**Stated exercise**
Carry on the passage about United Nations Security Council Resolution 1760 from the point where it stops.

**Selected passage**
━━━━━━━━━━━━━━━━
- Date: 20 June 2007
- Meeting no.: 5,699
- Code: S/RES/1760 (Document)
- Subject: The situation in Liberia
- Voting summary: 15 voted for; None voted against; None abstained;
- Result: Adopted

Security Council composition
- Permanent members: China; France; Russia; United Kingdom; United States;
- Non-permanent members: Belgium; Rep. of the Congo; Ghana; Indonesia; Italy; Panama; Peru; Qatar; Slovakia; South Africa;

= United Nations Security Council Resolution 1760 =

United Nations Security Council Resolution 1760 was unanimously adopted on 20 June 2007.

== Resolution ==
The United Nations Security Council today requested Secretary-General Ban Ki-moon to renew a panel of financial experts and specialists in the timber and diamond trades to continue investigating violations of Council sanctions against Liberia, following reports that former Liberian President Charles Taylor, now in The Hague awaiting trial for war crimes, may still have access to considerable wealth.

Acting under Chapter VII of the United Nations Charter, the Council unanimously adopted resolution 1760 (2007), asking the Secretary-General to establish, within one month, a three-member Panel of Experts to conduct a follow-up assessment mission to Liberia and neighbouring States, in order to, among other things, investigate and compile a report on the implementation and any violations of the measures outlined in resolution 1521 (2003).
━━━━━━━━━━━━━━━━
**Dataset content**
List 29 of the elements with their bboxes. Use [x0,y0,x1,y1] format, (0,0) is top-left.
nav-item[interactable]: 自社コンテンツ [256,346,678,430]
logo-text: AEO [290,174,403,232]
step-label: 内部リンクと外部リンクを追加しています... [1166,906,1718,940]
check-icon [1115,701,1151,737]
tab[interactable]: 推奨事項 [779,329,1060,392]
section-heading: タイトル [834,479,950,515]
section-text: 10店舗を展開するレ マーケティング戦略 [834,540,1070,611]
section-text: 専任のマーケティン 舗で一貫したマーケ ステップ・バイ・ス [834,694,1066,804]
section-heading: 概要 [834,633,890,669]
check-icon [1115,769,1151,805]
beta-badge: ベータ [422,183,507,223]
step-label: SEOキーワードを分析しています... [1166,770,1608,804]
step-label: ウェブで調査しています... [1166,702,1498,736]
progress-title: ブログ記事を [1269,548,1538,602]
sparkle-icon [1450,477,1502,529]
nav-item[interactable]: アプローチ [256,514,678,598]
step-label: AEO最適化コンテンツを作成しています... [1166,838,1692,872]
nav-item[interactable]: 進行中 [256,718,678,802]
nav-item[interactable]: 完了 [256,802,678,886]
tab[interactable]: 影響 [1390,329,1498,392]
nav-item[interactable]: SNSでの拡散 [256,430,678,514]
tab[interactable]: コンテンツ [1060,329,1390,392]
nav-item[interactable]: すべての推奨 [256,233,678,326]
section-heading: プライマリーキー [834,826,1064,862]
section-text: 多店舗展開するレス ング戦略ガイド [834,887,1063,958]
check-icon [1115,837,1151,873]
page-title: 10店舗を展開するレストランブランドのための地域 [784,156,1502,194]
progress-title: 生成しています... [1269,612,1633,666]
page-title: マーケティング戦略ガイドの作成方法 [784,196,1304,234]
━━━━━━━━━━━━━━━━
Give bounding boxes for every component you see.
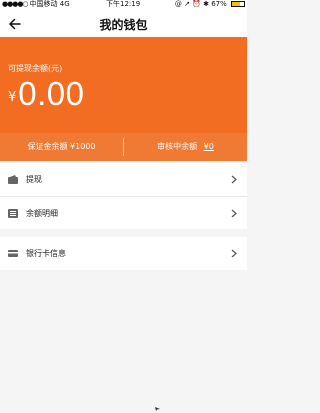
━━━━━━━━━━━━━━━━
**Answer to this exercise**
That resolution calls for the creation of a similarly mandated Panel and imposes a travel ban on Mr. Taylor’s inner circle, as well as any other individuals “posing a threat to the stability and security in Liberia and the subregion”. Today’s Council action followed a closed-door meeting held last week to consider the report of the previous Expert Panel, whose mandate expires today. The Panel, which conducted assessments in West Africa and elsewhere between February and June, discovered that Mr. Taylor may have substantial hidden assets in Liberia and Nigeria, and that he retained ties to a large Liberian cell phone company.

Resolution 1760 (2007) sets out the specific objectives for the new Panel’s assessment mission, including a further investigation of implementation and violations of Council resolution 1532 (2004), which calls on all Member States to freeze financial assets and economic resources owned or controlled by Mr. Taylor, his wife Jewell Howard Taylor, his son Charles Taylor Junior, and other associates, in order to prevent them from “using misappropriated funds and property to interfere in the restoration of peace in Liberia and the subregion”.

The Panel is expected to assess the implementation of forestry legislation passed by the Liberian Congress and signed into law last October by President Ellen Johnson Sirleaf, and to gauge the Government’s compliance with the Kimberley Process Certification Scheme, a mechanism established to keep “blood diamonds” from reaching world markets. The experts are required to report back to the Council through its “1521 Committee”, which monitors the United Nations sanctions regime on Liberia, by 6 December 2007 and to provide informal updates as appropriate before that date.

== See also ==
- List of United Nations Security Council Resolutions 1701 to 1800 (2006–2008)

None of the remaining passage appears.